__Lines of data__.
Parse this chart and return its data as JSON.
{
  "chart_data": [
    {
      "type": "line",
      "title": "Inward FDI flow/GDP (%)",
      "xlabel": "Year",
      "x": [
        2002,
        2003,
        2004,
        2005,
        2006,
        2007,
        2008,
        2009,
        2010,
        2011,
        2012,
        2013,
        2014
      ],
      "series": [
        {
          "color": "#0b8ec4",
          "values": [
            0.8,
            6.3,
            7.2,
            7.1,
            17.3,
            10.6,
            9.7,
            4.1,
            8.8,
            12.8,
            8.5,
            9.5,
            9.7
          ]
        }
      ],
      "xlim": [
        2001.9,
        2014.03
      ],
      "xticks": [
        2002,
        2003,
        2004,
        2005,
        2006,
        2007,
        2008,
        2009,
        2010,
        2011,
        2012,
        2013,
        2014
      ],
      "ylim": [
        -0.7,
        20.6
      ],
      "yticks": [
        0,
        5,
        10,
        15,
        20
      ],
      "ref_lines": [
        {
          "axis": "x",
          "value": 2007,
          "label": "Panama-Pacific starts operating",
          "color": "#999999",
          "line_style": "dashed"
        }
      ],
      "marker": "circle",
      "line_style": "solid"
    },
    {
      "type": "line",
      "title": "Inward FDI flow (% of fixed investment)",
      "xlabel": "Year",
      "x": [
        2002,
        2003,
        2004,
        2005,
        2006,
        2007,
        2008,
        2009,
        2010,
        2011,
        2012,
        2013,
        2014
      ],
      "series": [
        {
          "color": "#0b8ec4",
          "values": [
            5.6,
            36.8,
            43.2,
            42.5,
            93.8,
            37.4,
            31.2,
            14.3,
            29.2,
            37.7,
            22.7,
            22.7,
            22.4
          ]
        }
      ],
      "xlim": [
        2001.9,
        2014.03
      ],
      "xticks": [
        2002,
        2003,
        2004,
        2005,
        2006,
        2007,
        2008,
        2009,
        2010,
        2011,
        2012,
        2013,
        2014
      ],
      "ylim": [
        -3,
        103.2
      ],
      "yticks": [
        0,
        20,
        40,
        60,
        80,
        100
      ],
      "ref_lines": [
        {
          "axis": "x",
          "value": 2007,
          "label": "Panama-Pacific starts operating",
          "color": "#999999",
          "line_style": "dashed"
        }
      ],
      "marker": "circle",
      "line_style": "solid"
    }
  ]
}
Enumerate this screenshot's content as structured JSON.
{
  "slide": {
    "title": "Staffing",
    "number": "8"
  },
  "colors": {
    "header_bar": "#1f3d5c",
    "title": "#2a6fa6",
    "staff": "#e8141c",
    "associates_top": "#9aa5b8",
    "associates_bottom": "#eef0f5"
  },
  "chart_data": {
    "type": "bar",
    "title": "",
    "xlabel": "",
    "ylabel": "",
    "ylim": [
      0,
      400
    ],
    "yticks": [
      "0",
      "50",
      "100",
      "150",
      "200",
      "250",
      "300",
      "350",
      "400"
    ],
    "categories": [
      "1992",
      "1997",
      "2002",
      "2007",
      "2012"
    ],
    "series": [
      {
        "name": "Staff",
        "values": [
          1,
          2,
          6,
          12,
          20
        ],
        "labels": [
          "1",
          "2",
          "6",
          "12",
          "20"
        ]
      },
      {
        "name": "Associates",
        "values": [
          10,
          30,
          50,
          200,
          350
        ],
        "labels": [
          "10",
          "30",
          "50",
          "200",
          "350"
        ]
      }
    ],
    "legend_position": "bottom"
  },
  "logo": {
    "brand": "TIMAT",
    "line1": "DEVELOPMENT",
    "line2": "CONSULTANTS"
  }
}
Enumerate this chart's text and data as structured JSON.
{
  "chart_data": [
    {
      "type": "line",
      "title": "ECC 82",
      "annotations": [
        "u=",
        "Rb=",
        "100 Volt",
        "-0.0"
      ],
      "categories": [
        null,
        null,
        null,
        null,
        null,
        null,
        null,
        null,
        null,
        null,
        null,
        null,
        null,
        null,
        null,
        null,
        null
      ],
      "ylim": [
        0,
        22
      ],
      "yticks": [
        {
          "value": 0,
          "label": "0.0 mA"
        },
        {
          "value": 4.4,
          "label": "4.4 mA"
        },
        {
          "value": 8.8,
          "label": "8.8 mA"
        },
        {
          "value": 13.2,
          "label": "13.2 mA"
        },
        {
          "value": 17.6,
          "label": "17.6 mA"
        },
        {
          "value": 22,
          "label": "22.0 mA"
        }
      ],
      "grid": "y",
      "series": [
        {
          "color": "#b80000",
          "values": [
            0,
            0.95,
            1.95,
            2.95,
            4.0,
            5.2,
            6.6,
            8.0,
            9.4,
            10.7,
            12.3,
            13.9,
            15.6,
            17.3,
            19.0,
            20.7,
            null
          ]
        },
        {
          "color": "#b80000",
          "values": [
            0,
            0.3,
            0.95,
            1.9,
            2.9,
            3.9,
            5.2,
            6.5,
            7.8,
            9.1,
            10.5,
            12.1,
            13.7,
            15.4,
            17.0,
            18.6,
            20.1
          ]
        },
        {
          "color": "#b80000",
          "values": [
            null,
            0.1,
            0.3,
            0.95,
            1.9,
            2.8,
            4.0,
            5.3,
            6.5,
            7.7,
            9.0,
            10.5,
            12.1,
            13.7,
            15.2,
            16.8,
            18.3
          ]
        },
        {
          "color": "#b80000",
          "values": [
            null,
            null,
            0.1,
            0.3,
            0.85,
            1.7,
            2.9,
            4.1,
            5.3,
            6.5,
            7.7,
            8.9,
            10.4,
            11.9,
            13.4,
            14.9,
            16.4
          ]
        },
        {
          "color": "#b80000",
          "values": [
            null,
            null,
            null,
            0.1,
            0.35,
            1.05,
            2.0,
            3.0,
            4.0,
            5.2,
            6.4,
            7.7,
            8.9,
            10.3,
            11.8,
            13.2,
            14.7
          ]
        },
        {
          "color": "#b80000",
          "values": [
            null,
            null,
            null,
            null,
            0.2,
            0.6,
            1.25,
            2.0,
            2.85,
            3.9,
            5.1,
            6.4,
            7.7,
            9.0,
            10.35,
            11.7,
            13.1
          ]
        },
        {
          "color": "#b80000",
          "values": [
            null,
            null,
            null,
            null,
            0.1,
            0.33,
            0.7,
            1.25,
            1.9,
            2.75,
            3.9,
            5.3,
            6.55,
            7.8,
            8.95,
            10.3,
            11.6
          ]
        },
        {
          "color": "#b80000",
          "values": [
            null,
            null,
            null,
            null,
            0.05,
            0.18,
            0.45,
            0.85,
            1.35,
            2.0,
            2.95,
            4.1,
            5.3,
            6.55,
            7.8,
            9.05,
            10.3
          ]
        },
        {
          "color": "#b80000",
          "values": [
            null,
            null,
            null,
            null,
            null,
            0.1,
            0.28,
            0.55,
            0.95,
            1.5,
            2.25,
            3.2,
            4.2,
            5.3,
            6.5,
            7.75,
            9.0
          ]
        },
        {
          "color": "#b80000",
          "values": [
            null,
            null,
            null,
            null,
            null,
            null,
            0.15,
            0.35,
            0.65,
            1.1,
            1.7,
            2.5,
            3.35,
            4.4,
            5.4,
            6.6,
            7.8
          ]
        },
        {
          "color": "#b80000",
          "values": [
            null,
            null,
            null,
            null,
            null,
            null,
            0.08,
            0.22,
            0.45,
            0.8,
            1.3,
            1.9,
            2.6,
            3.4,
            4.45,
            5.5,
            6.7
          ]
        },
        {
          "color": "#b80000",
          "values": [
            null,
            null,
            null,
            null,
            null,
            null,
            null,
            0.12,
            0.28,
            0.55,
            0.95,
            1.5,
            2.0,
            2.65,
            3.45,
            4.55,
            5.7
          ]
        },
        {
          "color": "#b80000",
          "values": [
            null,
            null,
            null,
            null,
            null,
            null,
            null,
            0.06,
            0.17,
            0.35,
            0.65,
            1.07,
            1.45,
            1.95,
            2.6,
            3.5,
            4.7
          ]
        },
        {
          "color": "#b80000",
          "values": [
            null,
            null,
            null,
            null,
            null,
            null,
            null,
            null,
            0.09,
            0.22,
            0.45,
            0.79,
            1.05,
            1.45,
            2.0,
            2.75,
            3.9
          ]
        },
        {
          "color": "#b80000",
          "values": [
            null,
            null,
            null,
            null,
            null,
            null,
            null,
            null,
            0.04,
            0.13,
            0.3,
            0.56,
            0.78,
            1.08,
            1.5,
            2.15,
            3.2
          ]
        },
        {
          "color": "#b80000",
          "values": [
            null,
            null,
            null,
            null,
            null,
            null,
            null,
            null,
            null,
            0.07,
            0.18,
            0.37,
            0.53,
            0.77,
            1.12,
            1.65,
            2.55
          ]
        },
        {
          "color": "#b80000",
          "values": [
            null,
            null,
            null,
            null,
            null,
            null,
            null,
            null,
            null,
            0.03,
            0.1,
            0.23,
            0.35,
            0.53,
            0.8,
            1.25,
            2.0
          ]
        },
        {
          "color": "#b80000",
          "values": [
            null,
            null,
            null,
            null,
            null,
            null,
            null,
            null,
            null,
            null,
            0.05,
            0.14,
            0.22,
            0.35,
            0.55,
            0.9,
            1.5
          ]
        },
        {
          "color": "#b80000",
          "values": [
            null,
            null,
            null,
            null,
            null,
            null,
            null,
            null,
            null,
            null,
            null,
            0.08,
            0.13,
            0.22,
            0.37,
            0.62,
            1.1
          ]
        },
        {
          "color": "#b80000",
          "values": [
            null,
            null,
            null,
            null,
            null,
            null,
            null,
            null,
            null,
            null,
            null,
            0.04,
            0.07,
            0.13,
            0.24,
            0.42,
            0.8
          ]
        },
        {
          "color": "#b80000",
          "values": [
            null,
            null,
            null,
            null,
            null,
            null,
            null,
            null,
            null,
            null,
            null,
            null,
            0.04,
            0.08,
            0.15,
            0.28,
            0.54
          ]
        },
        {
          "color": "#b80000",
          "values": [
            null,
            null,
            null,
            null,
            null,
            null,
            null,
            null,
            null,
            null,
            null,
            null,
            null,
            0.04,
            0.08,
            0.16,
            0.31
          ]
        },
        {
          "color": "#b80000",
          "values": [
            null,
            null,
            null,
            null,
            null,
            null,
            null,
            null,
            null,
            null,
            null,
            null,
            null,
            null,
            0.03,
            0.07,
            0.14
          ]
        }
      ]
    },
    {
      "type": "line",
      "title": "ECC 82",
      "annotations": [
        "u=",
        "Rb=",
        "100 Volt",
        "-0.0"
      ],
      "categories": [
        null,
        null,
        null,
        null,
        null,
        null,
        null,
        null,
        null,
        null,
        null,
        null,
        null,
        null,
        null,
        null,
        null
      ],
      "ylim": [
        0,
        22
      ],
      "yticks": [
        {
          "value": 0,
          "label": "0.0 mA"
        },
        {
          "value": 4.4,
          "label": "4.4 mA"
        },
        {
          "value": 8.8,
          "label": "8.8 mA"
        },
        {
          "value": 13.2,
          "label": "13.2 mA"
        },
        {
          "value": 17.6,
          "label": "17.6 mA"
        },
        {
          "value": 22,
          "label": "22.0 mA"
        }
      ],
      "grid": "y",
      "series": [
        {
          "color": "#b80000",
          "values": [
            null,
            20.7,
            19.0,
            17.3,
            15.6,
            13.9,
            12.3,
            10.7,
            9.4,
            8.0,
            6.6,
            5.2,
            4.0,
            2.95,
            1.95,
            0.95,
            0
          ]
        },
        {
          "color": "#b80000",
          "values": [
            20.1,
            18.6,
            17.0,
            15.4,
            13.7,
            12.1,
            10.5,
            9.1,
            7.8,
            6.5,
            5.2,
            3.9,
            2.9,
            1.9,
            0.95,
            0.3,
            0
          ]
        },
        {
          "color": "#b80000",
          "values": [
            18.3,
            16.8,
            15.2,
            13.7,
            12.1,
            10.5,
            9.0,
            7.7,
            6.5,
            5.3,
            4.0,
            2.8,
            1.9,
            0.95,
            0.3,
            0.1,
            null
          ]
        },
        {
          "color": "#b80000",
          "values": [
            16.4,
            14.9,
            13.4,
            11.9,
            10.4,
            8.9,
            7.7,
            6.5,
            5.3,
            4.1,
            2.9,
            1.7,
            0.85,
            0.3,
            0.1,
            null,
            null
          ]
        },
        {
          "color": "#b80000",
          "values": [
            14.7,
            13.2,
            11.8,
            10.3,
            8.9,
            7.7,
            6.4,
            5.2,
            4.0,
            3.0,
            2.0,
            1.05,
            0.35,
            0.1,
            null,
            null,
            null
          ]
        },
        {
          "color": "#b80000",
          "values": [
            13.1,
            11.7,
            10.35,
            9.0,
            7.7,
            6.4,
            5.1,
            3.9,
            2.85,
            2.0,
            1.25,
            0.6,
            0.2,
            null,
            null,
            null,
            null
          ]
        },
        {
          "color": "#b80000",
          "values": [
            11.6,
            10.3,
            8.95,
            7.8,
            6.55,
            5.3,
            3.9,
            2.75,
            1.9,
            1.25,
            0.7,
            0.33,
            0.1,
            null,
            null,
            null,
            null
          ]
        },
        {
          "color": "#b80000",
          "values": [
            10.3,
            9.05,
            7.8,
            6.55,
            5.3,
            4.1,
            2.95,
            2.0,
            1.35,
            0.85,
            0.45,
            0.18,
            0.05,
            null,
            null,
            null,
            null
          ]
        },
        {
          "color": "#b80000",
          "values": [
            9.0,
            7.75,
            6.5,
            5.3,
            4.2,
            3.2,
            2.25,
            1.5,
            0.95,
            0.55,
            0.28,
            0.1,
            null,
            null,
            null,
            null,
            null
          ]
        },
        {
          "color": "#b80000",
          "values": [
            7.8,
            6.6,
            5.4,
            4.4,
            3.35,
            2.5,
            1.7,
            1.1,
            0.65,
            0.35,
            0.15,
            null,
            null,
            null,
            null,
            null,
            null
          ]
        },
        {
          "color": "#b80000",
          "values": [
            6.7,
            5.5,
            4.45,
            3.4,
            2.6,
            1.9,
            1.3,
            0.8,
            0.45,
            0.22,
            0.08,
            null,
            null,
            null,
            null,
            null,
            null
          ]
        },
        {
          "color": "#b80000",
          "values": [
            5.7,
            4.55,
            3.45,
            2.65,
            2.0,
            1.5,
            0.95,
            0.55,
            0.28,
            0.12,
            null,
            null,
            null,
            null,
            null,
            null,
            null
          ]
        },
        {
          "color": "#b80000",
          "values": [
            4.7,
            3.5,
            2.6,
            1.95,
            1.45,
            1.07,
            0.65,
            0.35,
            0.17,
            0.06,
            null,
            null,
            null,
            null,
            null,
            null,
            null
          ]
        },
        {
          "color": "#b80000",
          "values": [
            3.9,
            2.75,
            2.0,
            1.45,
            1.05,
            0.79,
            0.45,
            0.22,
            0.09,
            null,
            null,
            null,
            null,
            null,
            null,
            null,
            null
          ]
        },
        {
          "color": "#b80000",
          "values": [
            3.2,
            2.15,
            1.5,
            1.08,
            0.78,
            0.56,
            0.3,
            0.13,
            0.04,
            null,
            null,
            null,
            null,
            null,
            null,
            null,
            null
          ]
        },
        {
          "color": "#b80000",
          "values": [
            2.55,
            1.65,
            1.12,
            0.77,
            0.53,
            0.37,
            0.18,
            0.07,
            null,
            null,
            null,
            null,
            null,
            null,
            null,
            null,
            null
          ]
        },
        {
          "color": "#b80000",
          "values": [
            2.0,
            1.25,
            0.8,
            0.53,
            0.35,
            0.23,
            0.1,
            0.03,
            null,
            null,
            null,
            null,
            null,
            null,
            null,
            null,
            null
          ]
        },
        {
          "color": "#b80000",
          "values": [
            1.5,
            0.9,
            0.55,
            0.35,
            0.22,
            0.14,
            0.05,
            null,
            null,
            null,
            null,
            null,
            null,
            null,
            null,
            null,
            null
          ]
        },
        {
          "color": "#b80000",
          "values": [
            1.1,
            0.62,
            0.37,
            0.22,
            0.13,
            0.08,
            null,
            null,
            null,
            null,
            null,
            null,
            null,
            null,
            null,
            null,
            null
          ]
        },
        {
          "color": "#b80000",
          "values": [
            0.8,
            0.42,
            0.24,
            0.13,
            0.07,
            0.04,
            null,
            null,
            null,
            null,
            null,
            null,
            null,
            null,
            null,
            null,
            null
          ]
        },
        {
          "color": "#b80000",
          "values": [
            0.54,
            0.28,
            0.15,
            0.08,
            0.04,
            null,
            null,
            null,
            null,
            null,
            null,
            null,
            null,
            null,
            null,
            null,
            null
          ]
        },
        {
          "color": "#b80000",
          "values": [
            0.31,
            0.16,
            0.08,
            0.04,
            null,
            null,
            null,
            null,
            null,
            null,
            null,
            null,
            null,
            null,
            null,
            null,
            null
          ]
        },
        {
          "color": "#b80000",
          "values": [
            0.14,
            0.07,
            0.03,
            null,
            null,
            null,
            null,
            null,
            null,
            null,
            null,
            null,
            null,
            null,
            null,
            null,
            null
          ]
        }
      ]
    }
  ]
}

__Task to complete__. Look through the material and say how many lines hold "structured". Give the number only.

__Exercise output__. 2